Problem: The required result is an exact copy of every line from the one with "Read all visible content and emit it as JSON." through the last line below, with the pictures left out.

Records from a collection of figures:
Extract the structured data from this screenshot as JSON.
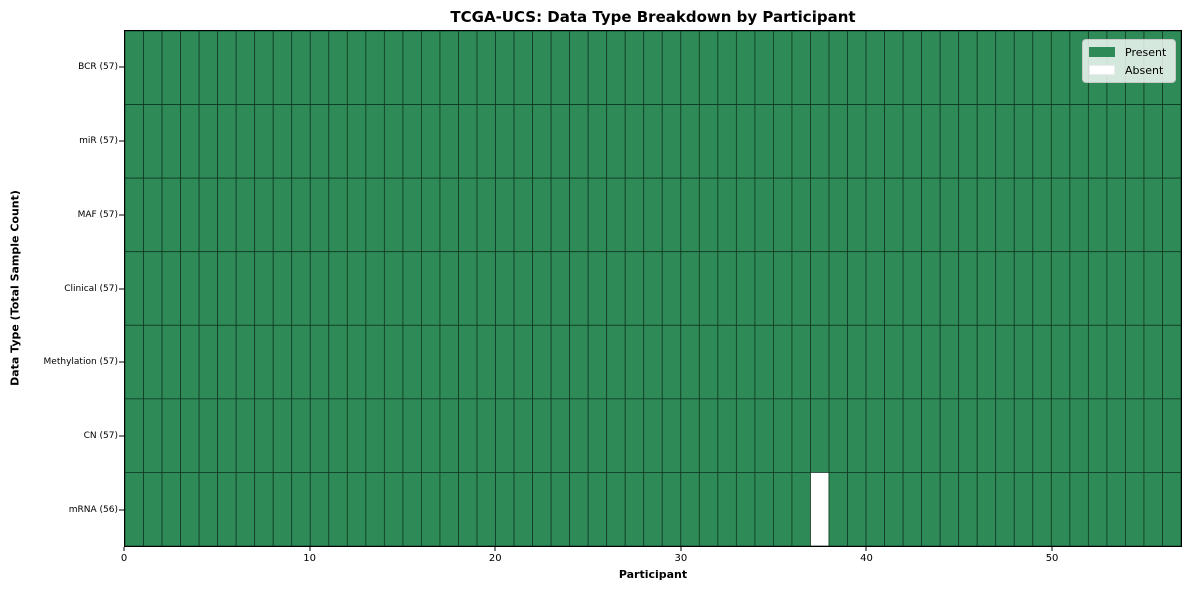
{
  "chart_data": {
    "type": "heatmap",
    "title": "TCGA-UCS: Data Type Breakdown by Participant",
    "xlabel": "Participant",
    "ylabel": "Data Type (Total Sample Count)",
    "n_participants": 57,
    "x_ticks": [
      0,
      10,
      20,
      30,
      40,
      50
    ],
    "x_range": [
      0,
      57
    ],
    "grid": "cell-edges",
    "rows": [
      {
        "label": "BCR (57)",
        "absent_participants": []
      },
      {
        "label": "miR (57)",
        "absent_participants": []
      },
      {
        "label": "MAF (57)",
        "absent_participants": []
      },
      {
        "label": "Clinical (57)",
        "absent_participants": []
      },
      {
        "label": "Methylation (57)",
        "absent_participants": []
      },
      {
        "label": "CN (57)",
        "absent_participants": []
      },
      {
        "label": "mRNA (56)",
        "absent_participants": [
          37
        ]
      }
    ],
    "legend": {
      "position": "upper right",
      "entries": [
        {
          "label": "Present",
          "color": "#2e8b57"
        },
        {
          "label": "Absent",
          "color": "#ffffff"
        }
      ]
    },
    "colors": {
      "present": "#2e8b57",
      "absent": "#ffffff",
      "cell_edge": "#123823",
      "spine": "#000000"
    }
  }
}
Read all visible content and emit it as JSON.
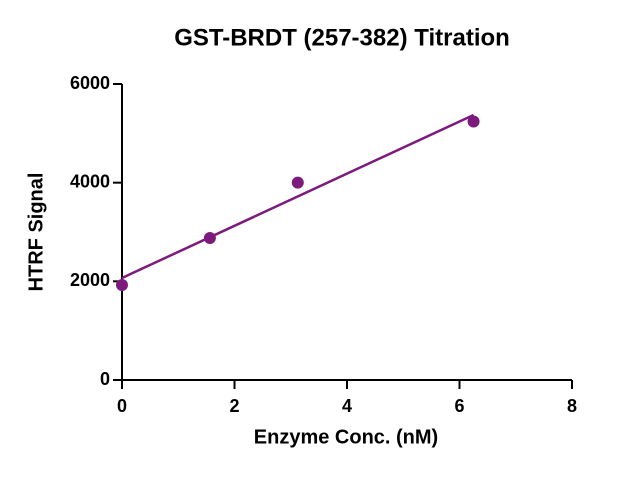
{
  "chart_data": {
    "type": "scatter",
    "title": "GST-BRDT (257-382) Titration",
    "x_label": "Enzyme Conc. (nM)",
    "y_label": "HTRF Signal",
    "series": [
      {
        "x": [
          0,
          1.5625,
          3.125,
          6.25
        ],
        "values": [
          1926,
          2878,
          4000,
          5240
        ],
        "color": "#7d1a7d"
      }
    ],
    "fit_line": {
      "x": [
        0,
        6.25
      ],
      "values": [
        2068,
        5372
      ],
      "color": "#7d1a7d"
    },
    "xlim": [
      0,
      8
    ],
    "xticks": [
      0,
      2,
      4,
      6,
      8
    ],
    "ylim": [
      0,
      6000
    ],
    "yticks": [
      0,
      2000,
      4000,
      6000
    ]
  }
}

Response to this task:
Read all visible content and emit it as JSON.
{
  "chart_data": {
    "type": "scatter",
    "title": "GST-BRDT (257-382) Titration",
    "x_label": "Enzyme Conc. (nM)",
    "y_label": "HTRF Signal",
    "series": [
      {
        "x": [
          0,
          1.5625,
          3.125,
          6.25
        ],
        "values": [
          1926,
          2878,
          4000,
          5240
        ],
        "color": "#7d1a7d"
      }
    ],
    "fit_line": {
      "x": [
        0,
        6.25
      ],
      "values": [
        2068,
        5372
      ],
      "color": "#7d1a7d"
    },
    "xlim": [
      0,
      8
    ],
    "xticks": [
      0,
      2,
      4,
      6,
      8
    ],
    "ylim": [
      0,
      6000
    ],
    "yticks": [
      0,
      2000,
      4000,
      6000
    ]
  }
}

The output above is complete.